BEGIN Exercise material

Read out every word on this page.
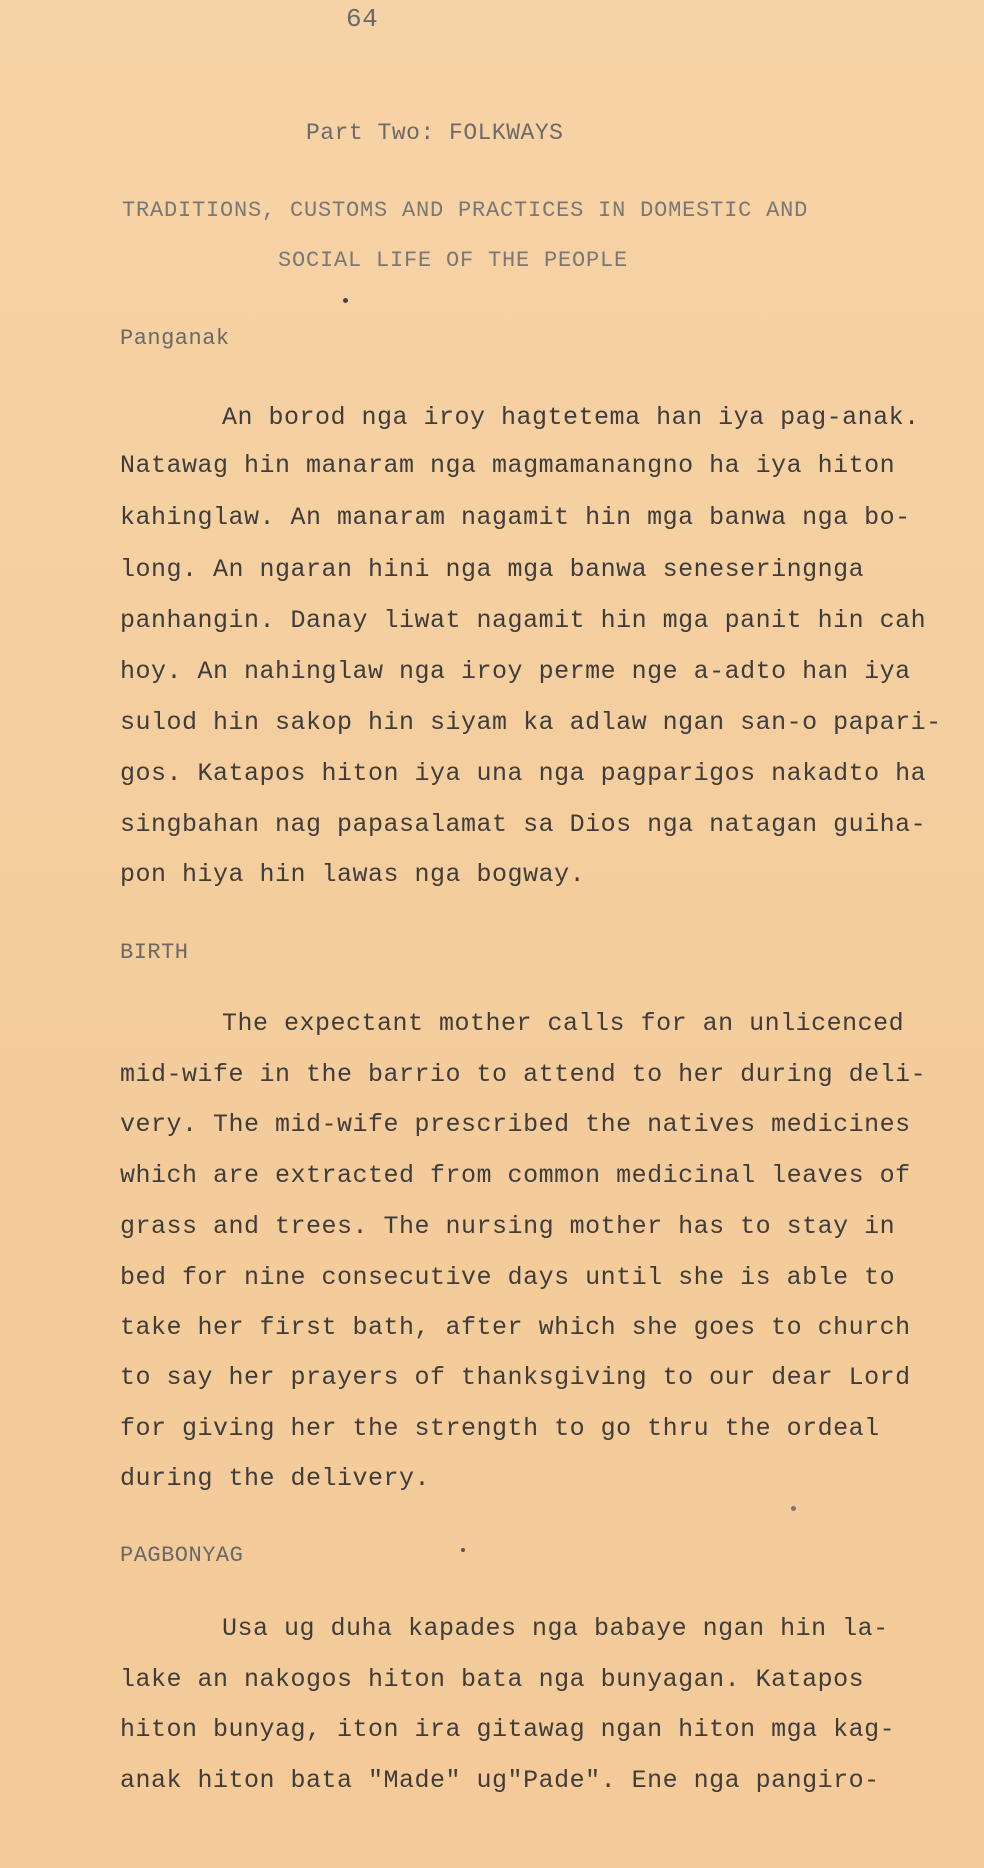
64
Part Two: FOLKWAYS
TRADITIONS, CUSTOMS AND PRACTICES IN DOMESTIC AND
SOCIAL LIFE OF THE PEOPLE
Panganak
An borod nga iroy hagtetema han iya pag-anak.
Natawag hin manaram nga magmamanangno ha iya hiton
kahinglaw. An manaram nagamit hin mga banwa nga bo-
long. An ngaran hini nga mga banwa seneseringnga
panhangin. Danay liwat nagamit hin mga panit hin cah
hoy. An nahinglaw nga iroy perme nge a-adto han iya
sulod hin sakop hin siyam ka adlaw ngan san-o papari-
gos. Katapos hiton iya una nga pagparigos nakadto ha
singbahan nag papasalamat sa Dios nga natagan guiha-
pon hiya hin lawas nga bogway.
BIRTH
The expectant mother calls for an unlicenced
mid-wife in the barrio to attend to her during deli-
very. The mid-wife prescribed the natives medicines
which are extracted from common medicinal leaves of
grass and trees. The nursing mother has to stay in
bed for nine consecutive days until she is able to
take her first bath, after which she goes to church
to say her prayers of thanksgiving to our dear Lord
for giving her the strength to go thru the ordeal
during the delivery.
PAGBONYAG
Usa ug duha kapades nga babaye ngan hin la-
lake an nakogos hiton bata nga bunyagan. Katapos
hiton bunyag, iton ira gitawag ngan hiton mga kag-
anak hiton bata "Made" ug"Pade". Ene nga pangiro-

END Exercise material

## Required work:
Leave out the pictures, and give all the records again exactly.

## Response to this task:
Read out every word on this page.
64
Part Two: FOLKWAYS
TRADITIONS, CUSTOMS AND PRACTICES IN DOMESTIC AND
SOCIAL LIFE OF THE PEOPLE
Panganak
An borod nga iroy hagtetema han iya pag-anak.
Natawag hin manaram nga magmamanangno ha iya hiton
kahinglaw. An manaram nagamit hin mga banwa nga bo-
long. An ngaran hini nga mga banwa seneseringnga
panhangin. Danay liwat nagamit hin mga panit hin cah
hoy. An nahinglaw nga iroy perme nge a-adto han iya
sulod hin sakop hin siyam ka adlaw ngan san-o papari-
gos. Katapos hiton iya una nga pagparigos nakadto ha
singbahan nag papasalamat sa Dios nga natagan guiha-
pon hiya hin lawas nga bogway.
BIRTH
The expectant mother calls for an unlicenced
mid-wife in the barrio to attend to her during deli-
very. The mid-wife prescribed the natives medicines
which are extracted from common medicinal leaves of
grass and trees. The nursing mother has to stay in
bed for nine consecutive days until she is able to
take her first bath, after which she goes to church
to say her prayers of thanksgiving to our dear Lord
for giving her the strength to go thru the ordeal
during the delivery.
PAGBONYAG
Usa ug duha kapades nga babaye ngan hin la-
lake an nakogos hiton bata nga bunyagan. Katapos
hiton bunyag, iton ira gitawag ngan hiton mga kag-
anak hiton bata "Made" ug"Pade". Ene nga pangiro-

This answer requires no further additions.